Rows from a dataset:
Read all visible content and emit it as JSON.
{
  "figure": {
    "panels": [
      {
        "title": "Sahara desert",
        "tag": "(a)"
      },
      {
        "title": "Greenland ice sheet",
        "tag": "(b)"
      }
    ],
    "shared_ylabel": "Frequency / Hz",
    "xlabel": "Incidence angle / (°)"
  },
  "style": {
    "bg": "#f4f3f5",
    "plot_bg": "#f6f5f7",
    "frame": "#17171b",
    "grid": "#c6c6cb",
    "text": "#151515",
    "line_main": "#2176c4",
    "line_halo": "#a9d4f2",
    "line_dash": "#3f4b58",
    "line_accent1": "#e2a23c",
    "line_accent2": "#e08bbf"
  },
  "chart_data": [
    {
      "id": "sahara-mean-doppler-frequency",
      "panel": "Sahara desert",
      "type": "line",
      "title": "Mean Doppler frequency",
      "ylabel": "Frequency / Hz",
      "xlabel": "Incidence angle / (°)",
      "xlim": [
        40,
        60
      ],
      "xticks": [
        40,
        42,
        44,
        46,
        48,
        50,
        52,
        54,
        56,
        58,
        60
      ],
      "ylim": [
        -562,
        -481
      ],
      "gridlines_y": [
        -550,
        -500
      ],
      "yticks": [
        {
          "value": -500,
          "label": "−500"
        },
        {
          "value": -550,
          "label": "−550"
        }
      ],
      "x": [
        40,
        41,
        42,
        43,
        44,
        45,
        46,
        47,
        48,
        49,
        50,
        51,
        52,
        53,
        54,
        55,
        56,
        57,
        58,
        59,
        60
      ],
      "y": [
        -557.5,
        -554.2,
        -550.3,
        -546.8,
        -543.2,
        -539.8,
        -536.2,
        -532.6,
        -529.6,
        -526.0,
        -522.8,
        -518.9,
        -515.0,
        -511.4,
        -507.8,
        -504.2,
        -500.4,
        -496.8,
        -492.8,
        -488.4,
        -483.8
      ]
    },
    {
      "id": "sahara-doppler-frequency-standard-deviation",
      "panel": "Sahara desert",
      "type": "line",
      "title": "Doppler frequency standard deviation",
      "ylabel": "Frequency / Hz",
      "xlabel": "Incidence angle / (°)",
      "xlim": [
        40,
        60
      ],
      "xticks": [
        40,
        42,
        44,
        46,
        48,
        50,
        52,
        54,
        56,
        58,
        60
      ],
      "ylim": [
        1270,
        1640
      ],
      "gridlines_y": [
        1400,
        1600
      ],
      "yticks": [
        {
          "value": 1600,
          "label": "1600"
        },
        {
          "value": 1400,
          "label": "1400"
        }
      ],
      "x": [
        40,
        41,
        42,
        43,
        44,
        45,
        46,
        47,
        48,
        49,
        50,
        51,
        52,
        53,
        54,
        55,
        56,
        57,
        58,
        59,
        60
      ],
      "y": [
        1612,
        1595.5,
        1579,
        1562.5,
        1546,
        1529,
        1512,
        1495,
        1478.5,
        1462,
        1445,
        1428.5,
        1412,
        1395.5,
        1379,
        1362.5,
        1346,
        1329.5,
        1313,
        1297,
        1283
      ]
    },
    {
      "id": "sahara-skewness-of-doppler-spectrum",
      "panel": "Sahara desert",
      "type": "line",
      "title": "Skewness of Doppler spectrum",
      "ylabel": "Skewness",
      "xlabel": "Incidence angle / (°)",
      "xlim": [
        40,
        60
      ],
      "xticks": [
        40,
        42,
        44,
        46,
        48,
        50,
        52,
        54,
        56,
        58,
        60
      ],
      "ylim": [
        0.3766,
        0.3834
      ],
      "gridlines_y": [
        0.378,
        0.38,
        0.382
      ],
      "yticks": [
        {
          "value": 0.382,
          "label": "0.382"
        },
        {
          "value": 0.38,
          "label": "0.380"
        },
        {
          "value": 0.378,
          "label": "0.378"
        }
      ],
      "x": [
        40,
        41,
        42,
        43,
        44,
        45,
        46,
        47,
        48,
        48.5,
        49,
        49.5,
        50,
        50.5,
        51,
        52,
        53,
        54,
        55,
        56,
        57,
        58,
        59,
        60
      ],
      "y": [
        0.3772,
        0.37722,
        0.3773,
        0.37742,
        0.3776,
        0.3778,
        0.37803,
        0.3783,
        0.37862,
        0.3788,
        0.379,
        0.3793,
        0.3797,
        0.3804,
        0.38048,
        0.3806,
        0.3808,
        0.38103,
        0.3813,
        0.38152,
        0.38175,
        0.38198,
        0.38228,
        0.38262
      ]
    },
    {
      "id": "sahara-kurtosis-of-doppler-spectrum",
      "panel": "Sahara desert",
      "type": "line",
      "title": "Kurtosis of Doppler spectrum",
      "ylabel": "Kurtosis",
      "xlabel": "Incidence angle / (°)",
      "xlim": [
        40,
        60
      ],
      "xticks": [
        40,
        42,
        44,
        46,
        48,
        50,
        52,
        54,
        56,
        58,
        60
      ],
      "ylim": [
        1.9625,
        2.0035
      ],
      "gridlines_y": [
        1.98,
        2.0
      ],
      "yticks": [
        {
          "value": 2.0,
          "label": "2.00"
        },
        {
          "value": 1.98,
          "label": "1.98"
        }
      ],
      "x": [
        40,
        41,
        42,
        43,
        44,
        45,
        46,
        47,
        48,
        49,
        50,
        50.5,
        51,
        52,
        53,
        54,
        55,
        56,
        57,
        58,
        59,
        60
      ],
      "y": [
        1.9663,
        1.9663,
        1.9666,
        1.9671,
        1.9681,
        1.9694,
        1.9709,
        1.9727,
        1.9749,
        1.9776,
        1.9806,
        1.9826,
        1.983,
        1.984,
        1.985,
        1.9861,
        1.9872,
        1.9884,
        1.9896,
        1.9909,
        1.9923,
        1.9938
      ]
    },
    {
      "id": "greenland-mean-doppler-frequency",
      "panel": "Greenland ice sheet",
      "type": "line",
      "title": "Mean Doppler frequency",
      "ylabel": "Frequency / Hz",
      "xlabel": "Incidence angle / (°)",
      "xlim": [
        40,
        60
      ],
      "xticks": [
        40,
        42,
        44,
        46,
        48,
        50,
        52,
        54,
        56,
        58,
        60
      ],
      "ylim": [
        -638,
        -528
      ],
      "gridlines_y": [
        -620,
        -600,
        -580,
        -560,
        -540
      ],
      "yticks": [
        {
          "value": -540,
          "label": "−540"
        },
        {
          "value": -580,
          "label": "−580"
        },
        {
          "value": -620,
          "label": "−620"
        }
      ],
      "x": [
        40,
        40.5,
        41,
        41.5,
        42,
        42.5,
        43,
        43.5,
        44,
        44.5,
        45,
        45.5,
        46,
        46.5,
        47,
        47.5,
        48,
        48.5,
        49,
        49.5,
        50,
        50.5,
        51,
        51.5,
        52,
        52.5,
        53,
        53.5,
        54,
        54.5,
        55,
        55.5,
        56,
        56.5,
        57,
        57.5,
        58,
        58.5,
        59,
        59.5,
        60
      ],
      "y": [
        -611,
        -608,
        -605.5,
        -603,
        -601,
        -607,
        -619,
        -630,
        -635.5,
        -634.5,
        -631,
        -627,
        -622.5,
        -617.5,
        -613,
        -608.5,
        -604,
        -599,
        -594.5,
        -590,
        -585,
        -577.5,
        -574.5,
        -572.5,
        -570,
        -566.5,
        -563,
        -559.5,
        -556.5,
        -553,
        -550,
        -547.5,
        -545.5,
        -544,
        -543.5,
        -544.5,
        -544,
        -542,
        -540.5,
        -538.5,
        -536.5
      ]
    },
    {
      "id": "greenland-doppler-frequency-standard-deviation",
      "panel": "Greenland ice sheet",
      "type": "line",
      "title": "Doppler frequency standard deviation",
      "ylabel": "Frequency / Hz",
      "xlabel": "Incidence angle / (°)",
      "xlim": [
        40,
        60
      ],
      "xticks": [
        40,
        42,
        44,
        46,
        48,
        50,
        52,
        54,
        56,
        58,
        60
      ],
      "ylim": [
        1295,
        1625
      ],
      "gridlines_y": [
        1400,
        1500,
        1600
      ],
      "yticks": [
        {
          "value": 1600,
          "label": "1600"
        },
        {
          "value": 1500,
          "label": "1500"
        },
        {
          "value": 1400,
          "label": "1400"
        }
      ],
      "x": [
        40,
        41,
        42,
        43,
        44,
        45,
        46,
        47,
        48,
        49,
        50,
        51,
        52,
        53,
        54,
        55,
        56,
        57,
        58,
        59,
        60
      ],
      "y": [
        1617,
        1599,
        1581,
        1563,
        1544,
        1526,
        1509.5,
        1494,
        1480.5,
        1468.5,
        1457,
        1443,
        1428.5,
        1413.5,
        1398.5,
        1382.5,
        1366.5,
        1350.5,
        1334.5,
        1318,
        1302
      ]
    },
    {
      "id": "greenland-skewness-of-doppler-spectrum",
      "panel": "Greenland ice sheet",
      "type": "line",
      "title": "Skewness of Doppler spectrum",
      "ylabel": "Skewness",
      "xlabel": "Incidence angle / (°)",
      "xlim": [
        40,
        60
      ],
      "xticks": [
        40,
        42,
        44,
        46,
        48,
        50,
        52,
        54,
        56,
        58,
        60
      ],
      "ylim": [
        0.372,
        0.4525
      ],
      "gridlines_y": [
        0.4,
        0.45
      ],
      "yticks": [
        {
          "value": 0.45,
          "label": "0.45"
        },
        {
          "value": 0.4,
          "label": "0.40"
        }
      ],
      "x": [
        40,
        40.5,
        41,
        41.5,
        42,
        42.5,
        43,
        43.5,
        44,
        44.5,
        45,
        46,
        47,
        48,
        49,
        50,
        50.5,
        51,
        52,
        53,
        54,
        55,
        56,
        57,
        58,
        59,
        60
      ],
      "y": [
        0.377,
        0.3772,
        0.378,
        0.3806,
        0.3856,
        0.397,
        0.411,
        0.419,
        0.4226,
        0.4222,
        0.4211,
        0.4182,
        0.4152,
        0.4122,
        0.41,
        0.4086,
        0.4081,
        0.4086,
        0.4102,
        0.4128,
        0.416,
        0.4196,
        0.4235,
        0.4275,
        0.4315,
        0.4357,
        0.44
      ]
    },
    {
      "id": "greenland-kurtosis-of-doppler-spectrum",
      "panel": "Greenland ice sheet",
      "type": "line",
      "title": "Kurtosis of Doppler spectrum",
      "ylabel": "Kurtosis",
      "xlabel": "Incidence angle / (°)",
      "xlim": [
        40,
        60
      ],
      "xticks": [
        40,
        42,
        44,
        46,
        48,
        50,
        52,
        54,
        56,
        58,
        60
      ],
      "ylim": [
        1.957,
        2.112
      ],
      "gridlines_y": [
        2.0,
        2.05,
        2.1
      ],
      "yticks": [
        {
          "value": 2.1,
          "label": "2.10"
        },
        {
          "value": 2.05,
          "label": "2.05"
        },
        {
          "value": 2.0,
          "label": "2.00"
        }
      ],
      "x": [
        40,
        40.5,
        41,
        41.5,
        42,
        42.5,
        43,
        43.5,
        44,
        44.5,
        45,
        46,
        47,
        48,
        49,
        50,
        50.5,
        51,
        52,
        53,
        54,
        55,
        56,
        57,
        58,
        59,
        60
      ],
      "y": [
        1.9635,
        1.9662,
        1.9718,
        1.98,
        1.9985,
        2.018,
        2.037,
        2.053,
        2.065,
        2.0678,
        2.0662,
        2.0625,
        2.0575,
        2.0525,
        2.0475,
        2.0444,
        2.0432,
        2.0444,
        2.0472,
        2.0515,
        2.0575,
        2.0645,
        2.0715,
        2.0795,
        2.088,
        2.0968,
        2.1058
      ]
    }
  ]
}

WHAT THE TASK ASKS: Search the entries for the word "deviation" and gather every line where it appears.

EXERCISE OUTPUT:
      "id": "sahara-doppler-frequency-standard-deviation",
      "title": "Doppler frequency standard deviation",
      "id": "greenland-doppler-frequency-standard-deviation",
      "title": "Doppler frequency standard deviation",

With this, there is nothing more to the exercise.